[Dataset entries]

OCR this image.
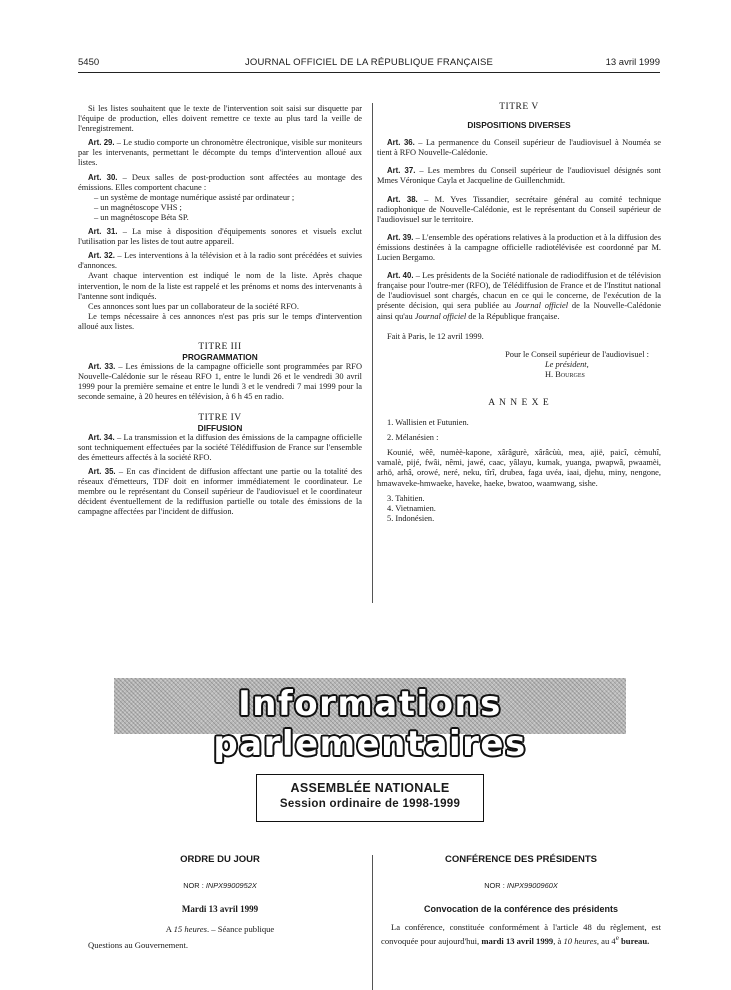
5450	JOURNAL OFFICIEL DE LA RÉPUBLIQUE FRANÇAISE	13 avril 1999

Si les listes souhaitent que le texte de l'intervention soit saisi sur disquette par l'équipe de production, elles doivent remettre ce texte au plus tard la veille de l'enregistrement.

Art. 29. – Le studio comporte un chronomètre électronique, visible sur moniteurs par les intervenants, permettant le décompte du temps d'intervention alloué aux listes.

Art. 30. – Deux salles de post-production sont affectées au montage des émissions. Elles comportent chacune :

– un système de montage numérique assisté par ordinateur ;

– un magnétoscope VHS ;

– un magnétoscope Béta SP.

Art. 31. – La mise à disposition d'équipements sonores et visuels exclut l'utilisation par les listes de tout autre appareil.

Art. 32. – Les interventions à la télévision et à la radio sont précédées et suivies d'annonces.

Avant chaque intervention est indiqué le nom de la liste. Après chaque intervention, le nom de la liste est rappelé et les prénoms et noms des intervenants à l'antenne sont indiqués.

Ces annonces sont lues par un collaborateur de la société RFO.

Le temps nécessaire à ces annonces n'est pas pris sur le temps d'intervention alloué aux listes.

TITRE III

PROGRAMMATION

Art. 33. – Les émissions de la campagne officielle sont programmées par RFO Nouvelle-Calédonie sur le réseau RFO 1, entre le lundi 26 et le vendredi 30 avril 1999 pour la première semaine et entre le lundi 3 et le vendredi 7 mai 1999 pour la seconde semaine, à 20 heures en télévision, à 6 h 45 en radio.

TITRE IV

DIFFUSION

Art. 34. – La transmission et la diffusion des émissions de la campagne officielle sont techniquement effectuées par la société Télédiffusion de France sur l'ensemble des émetteurs affectés à la société RFO.

Art. 35. – En cas d'incident de diffusion affectant une partie ou la totalité des réseaux d'émetteurs, TDF doit en informer immédiatement le coordinateur. Le membre ou le représentant du Conseil supérieur de l'audiovisuel et le coordinateur décident éventuellement de la rediffusion partielle ou totale des émissions de la campagne affectées par l'incident de diffusion.

TITRE V

DISPOSITIONS DIVERSES

Art. 36. – La permanence du Conseil supérieur de l'audiovisuel à Nouméa se tient à RFO Nouvelle-Calédonie.

Art. 37. – Les membres du Conseil supérieur de l'audiovisuel désignés sont Mmes Véronique Cayla et Jacqueline de Guillenchmidt.

Art. 38. – M. Yves Tissandier, secrétaire général au comité technique radiophonique de Nouvelle-Calédonie, est le représentant du Conseil supérieur de l'audiovisuel sur le territoire.

Art. 39. – L'ensemble des opérations relatives à la production et à la diffusion des émissions destinées à la campagne officielle radiotélévisée est coordonné par M. Lucien Bergamo.

Art. 40. – Les présidents de la Société nationale de radiodiffusion et de télévision française pour l'outre-mer (RFO), de Télédiffusion de France et de l'Institut national de l'audiovisuel sont chargés, chacun en ce qui le concerne, de l'exécution de la présente décision, qui sera publiée au Journal officiel de la Nouvelle-Calédonie ainsi qu'au Journal officiel de la République française.

Fait à Paris, le 12 avril 1999.

Pour le Conseil supérieur de l'audiovisuel :

Le président,

H. Bourges

A N N E X E

1. Wallisien et Futunien.

2. Mélanésien :

Kounié, wêê, numèè-kapone, xârâgurè, xârâcùù, mea, ajië, paicî, cèmuhî, vamalè, pijé, fwâi, nêmi, jawé, caac, yâlayu, kumak, yuanga, pwapwâ, pwaamèi, arhö, arhâ, orowé, neré, neku, tîrî, drubea, faga uvéa, iaai, djehu, miny, nengone, hmawaveke-hmwaeke, haveke, haeke, bwatoo, waamwang, sishe.

3. Tahitien.

4. Vietnamien.

5. Indonésien.

Informations parlementaires
ASSEMBLÉE NATIONALE
Session ordinaire de 1998-1999
ORDRE DU JOUR
NOR : INPX9900952X
Mardi 13 avril 1999
A 15 heures. – Séance publique
Questions au Gouvernement.
CONFÉRENCE DES PRÉSIDENTS
NOR : INPX9900960X
Convocation de la conférence des présidents
La conférence, constituée conformément à l'article 48 du règlement, est convoquée pour aujourd'hui, mardi 13 avril 1999, à 10 heures, au 4e bureau.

__YOUR OBJECTIVE__. Return the listing above in full and without alteration, excluding its pictures.

__OUTPUT OF THE EXERCISE__.
OCR this image.
5450	JOURNAL OFFICIEL DE LA RÉPUBLIQUE FRANÇAISE	13 avril 1999

Si les listes souhaitent que le texte de l'intervention soit saisi sur disquette par l'équipe de production, elles doivent remettre ce texte au plus tard la veille de l'enregistrement.

Art. 29. – Le studio comporte un chronomètre électronique, visible sur moniteurs par les intervenants, permettant le décompte du temps d'intervention alloué aux listes.

Art. 30. – Deux salles de post-production sont affectées au montage des émissions. Elles comportent chacune :

– un système de montage numérique assisté par ordinateur ;

– un magnétoscope VHS ;

– un magnétoscope Béta SP.

Art. 31. – La mise à disposition d'équipements sonores et visuels exclut l'utilisation par les listes de tout autre appareil.

Art. 32. – Les interventions à la télévision et à la radio sont précédées et suivies d'annonces.

Avant chaque intervention est indiqué le nom de la liste. Après chaque intervention, le nom de la liste est rappelé et les prénoms et noms des intervenants à l'antenne sont indiqués.

Ces annonces sont lues par un collaborateur de la société RFO.

Le temps nécessaire à ces annonces n'est pas pris sur le temps d'intervention alloué aux listes.

TITRE III

PROGRAMMATION

Art. 33. – Les émissions de la campagne officielle sont programmées par RFO Nouvelle-Calédonie sur le réseau RFO 1, entre le lundi 26 et le vendredi 30 avril 1999 pour la première semaine et entre le lundi 3 et le vendredi 7 mai 1999 pour la seconde semaine, à 20 heures en télévision, à 6 h 45 en radio.

TITRE IV

DIFFUSION

Art. 34. – La transmission et la diffusion des émissions de la campagne officielle sont techniquement effectuées par la société Télédiffusion de France sur l'ensemble des émetteurs affectés à la société RFO.

Art. 35. – En cas d'incident de diffusion affectant une partie ou la totalité des réseaux d'émetteurs, TDF doit en informer immédiatement le coordinateur. Le membre ou le représentant du Conseil supérieur de l'audiovisuel et le coordinateur décident éventuellement de la rediffusion partielle ou totale des émissions de la campagne affectées par l'incident de diffusion.

TITRE V

DISPOSITIONS DIVERSES

Art. 36. – La permanence du Conseil supérieur de l'audiovisuel à Nouméa se tient à RFO Nouvelle-Calédonie.

Art. 37. – Les membres du Conseil supérieur de l'audiovisuel désignés sont Mmes Véronique Cayla et Jacqueline de Guillenchmidt.

Art. 38. – M. Yves Tissandier, secrétaire général au comité technique radiophonique de Nouvelle-Calédonie, est le représentant du Conseil supérieur de l'audiovisuel sur le territoire.

Art. 39. – L'ensemble des opérations relatives à la production et à la diffusion des émissions destinées à la campagne officielle radiotélévisée est coordonné par M. Lucien Bergamo.

Art. 40. – Les présidents de la Société nationale de radiodiffusion et de télévision française pour l'outre-mer (RFO), de Télédiffusion de France et de l'Institut national de l'audiovisuel sont chargés, chacun en ce qui le concerne, de l'exécution de la présente décision, qui sera publiée au Journal officiel de la Nouvelle-Calédonie ainsi qu'au Journal officiel de la République française.

Fait à Paris, le 12 avril 1999.

Pour le Conseil supérieur de l'audiovisuel :

Le président,

H. Bourges

A N N E X E

1. Wallisien et Futunien.

2. Mélanésien :

Kounié, wêê, numèè-kapone, xârâgurè, xârâcùù, mea, ajië, paicî, cèmuhî, vamalè, pijé, fwâi, nêmi, jawé, caac, yâlayu, kumak, yuanga, pwapwâ, pwaamèi, arhö, arhâ, orowé, neré, neku, tîrî, drubea, faga uvéa, iaai, djehu, miny, nengone, hmawaveke-hmwaeke, haveke, haeke, bwatoo, waamwang, sishe.

3. Tahitien.

4. Vietnamien.

5. Indonésien.

Informations parlementaires
ASSEMBLÉE NATIONALE
Session ordinaire de 1998-1999
ORDRE DU JOUR
NOR : INPX9900952X
Mardi 13 avril 1999
A 15 heures. – Séance publique
Questions au Gouvernement.
CONFÉRENCE DES PRÉSIDENTS
NOR : INPX9900960X
Convocation de la conférence des présidents
La conférence, constituée conformément à l'article 48 du règlement, est convoquée pour aujourd'hui, mardi 13 avril 1999, à 10 heures, au 4e bureau.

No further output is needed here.